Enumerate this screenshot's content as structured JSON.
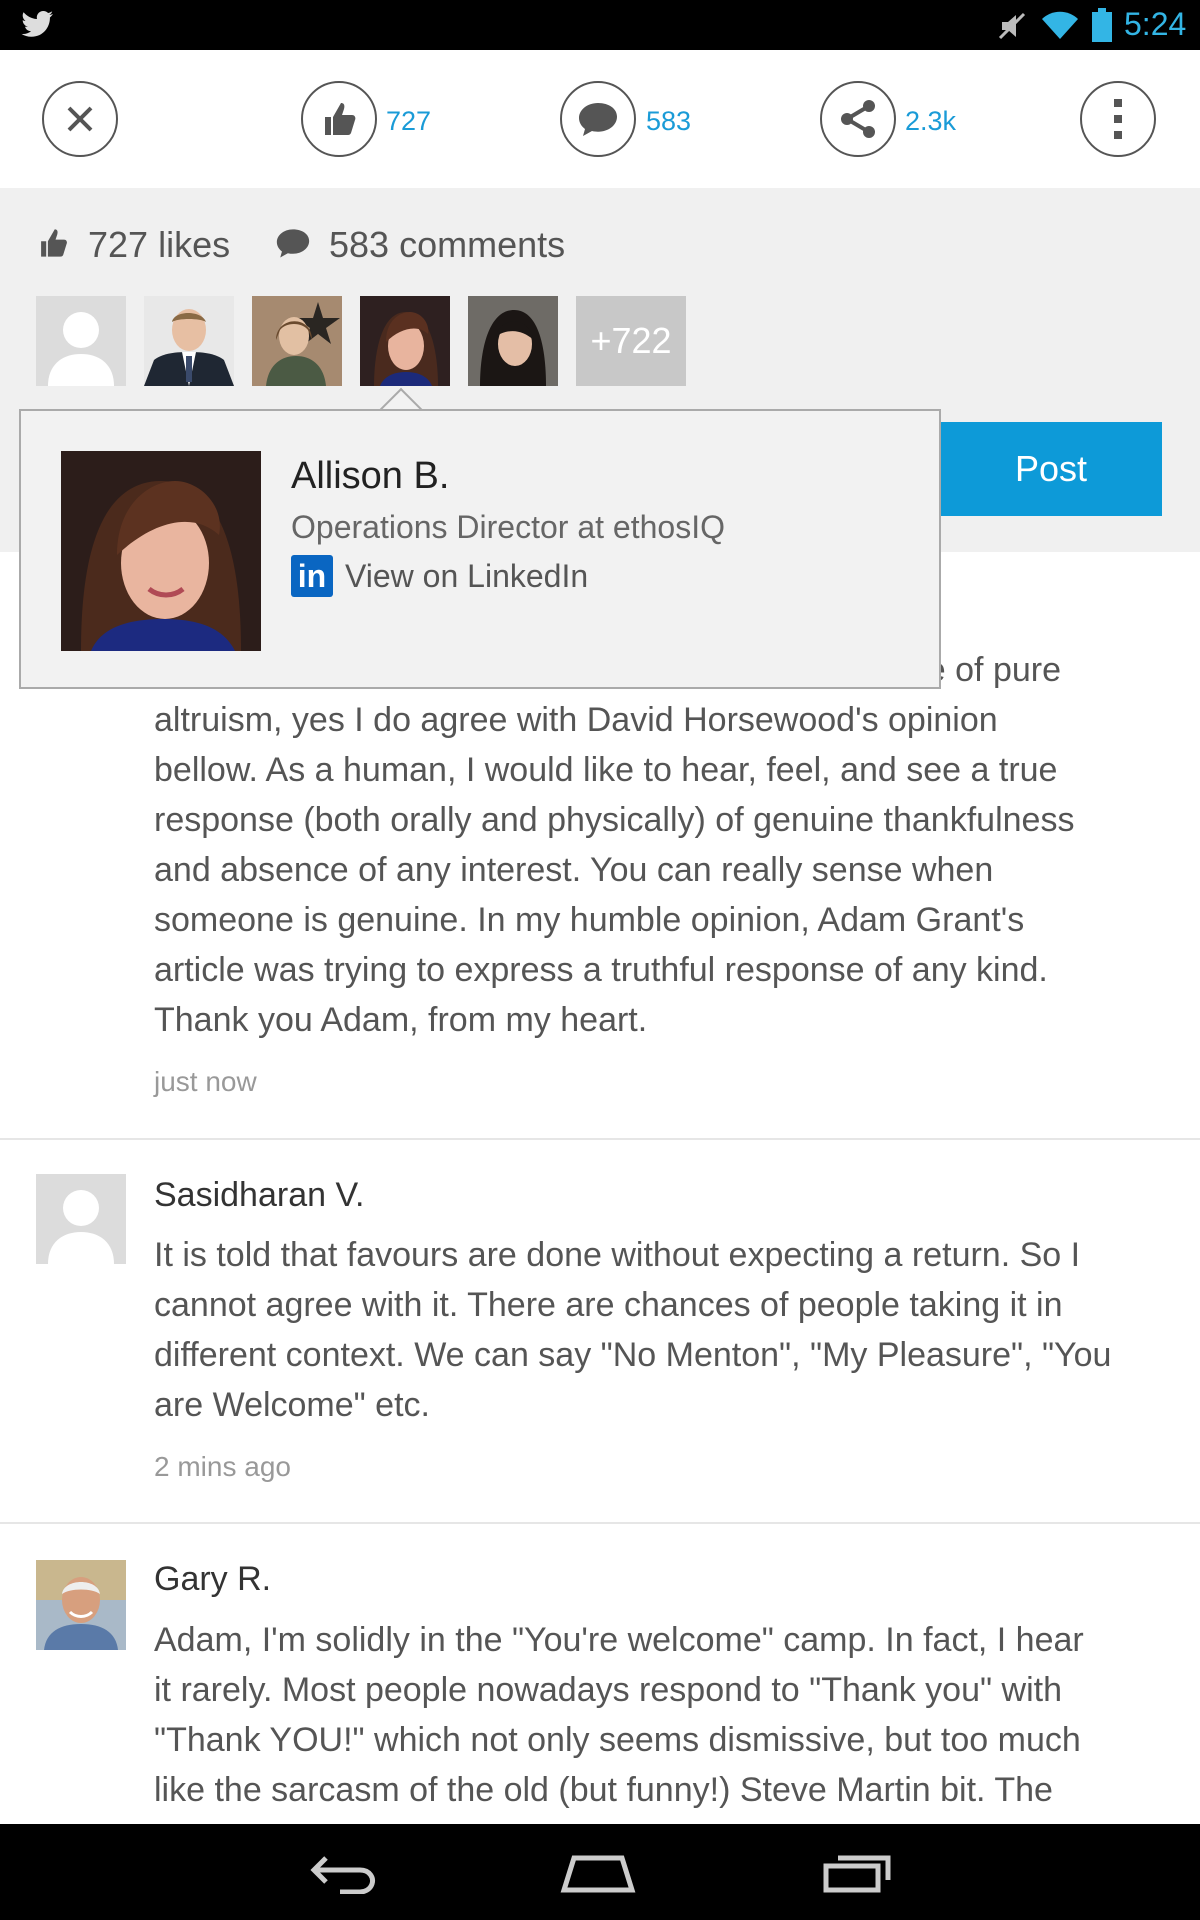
{
  "status_bar": {
    "time": "5:24",
    "icons": [
      "twitter-icon",
      "mute-icon",
      "wifi-icon",
      "battery-icon"
    ]
  },
  "toolbar": {
    "likes_count": "727",
    "comments_count": "583",
    "shares_count": "2.3k"
  },
  "stats": {
    "likes_label": "727 likes",
    "comments_label": "583 comments",
    "more_avatars": "+722"
  },
  "post_button": "Post",
  "popover": {
    "name": "Allison B.",
    "title": "Operations Director at ethosIQ",
    "link_badge": "in",
    "link_text": "View on LinkedIn"
  },
  "comments": [
    {
      "partial_first_line": "mple of pure",
      "lines": [
        "altruism, yes I do agree with David Horsewood's opinion",
        "bellow. As a human, I would like to hear, feel, and see a true",
        "response (both orally and physically) of genuine thankfulness",
        "and absence of any interest. You can really sense when",
        "someone is genuine. In my humble opinion, Adam Grant's",
        "article was trying to express a truthful response of any kind.",
        "Thank you Adam, from my heart."
      ],
      "time": "just now"
    },
    {
      "author": "Sasidharan V.",
      "lines": [
        "It is told that favours are done without expecting a return. So I",
        "cannot agree with it. There are chances of people taking it in",
        "different context. We can say \"No Menton\", \"My Pleasure\", \"You",
        "are Welcome\" etc."
      ],
      "time": "2 mins ago"
    },
    {
      "author": "Gary R.",
      "lines": [
        "Adam, I'm solidly in the \"You're welcome\" camp. In fact, I hear",
        "it rarely. Most people nowadays respond to \"Thank you\" with",
        "\"Thank YOU!\" which not only seems dismissive, but too much",
        "like the sarcasm of the old (but funny!) Steve Martin bit. The"
      ]
    }
  ],
  "colors": {
    "accent": "#1a9bd7",
    "post_button": "#0d9ad8",
    "panel_bg": "#f0f0f0",
    "linkedin": "#0a66c2"
  }
}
__________________________________________________
> **EXERCISE DESCRIPTION**:
Each line of the data should be quoted exactly, with pictures left out.

> **EXERCISE SOLUTION**:
Enumerate this screenshot's content as structured JSON.
{
  "status_bar": {
    "time": "5:24",
    "icons": [
      "twitter-icon",
      "mute-icon",
      "wifi-icon",
      "battery-icon"
    ]
  },
  "toolbar": {
    "likes_count": "727",
    "comments_count": "583",
    "shares_count": "2.3k"
  },
  "stats": {
    "likes_label": "727 likes",
    "comments_label": "583 comments",
    "more_avatars": "+722"
  },
  "post_button": "Post",
  "popover": {
    "name": "Allison B.",
    "title": "Operations Director at ethosIQ",
    "link_badge": "in",
    "link_text": "View on LinkedIn"
  },
  "comments": [
    {
      "partial_first_line": "mple of pure",
      "lines": [
        "altruism, yes I do agree with David Horsewood's opinion",
        "bellow. As a human, I would like to hear, feel, and see a true",
        "response (both orally and physically) of genuine thankfulness",
        "and absence of any interest. You can really sense when",
        "someone is genuine. In my humble opinion, Adam Grant's",
        "article was trying to express a truthful response of any kind.",
        "Thank you Adam, from my heart."
      ],
      "time": "just now"
    },
    {
      "author": "Sasidharan V.",
      "lines": [
        "It is told that favours are done without expecting a return. So I",
        "cannot agree with it. There are chances of people taking it in",
        "different context. We can say \"No Menton\", \"My Pleasure\", \"You",
        "are Welcome\" etc."
      ],
      "time": "2 mins ago"
    },
    {
      "author": "Gary R.",
      "lines": [
        "Adam, I'm solidly in the \"You're welcome\" camp. In fact, I hear",
        "it rarely. Most people nowadays respond to \"Thank you\" with",
        "\"Thank YOU!\" which not only seems dismissive, but too much",
        "like the sarcasm of the old (but funny!) Steve Martin bit. The"
      ]
    }
  ],
  "colors": {
    "accent": "#1a9bd7",
    "post_button": "#0d9ad8",
    "panel_bg": "#f0f0f0",
    "linkedin": "#0a66c2"
  }
}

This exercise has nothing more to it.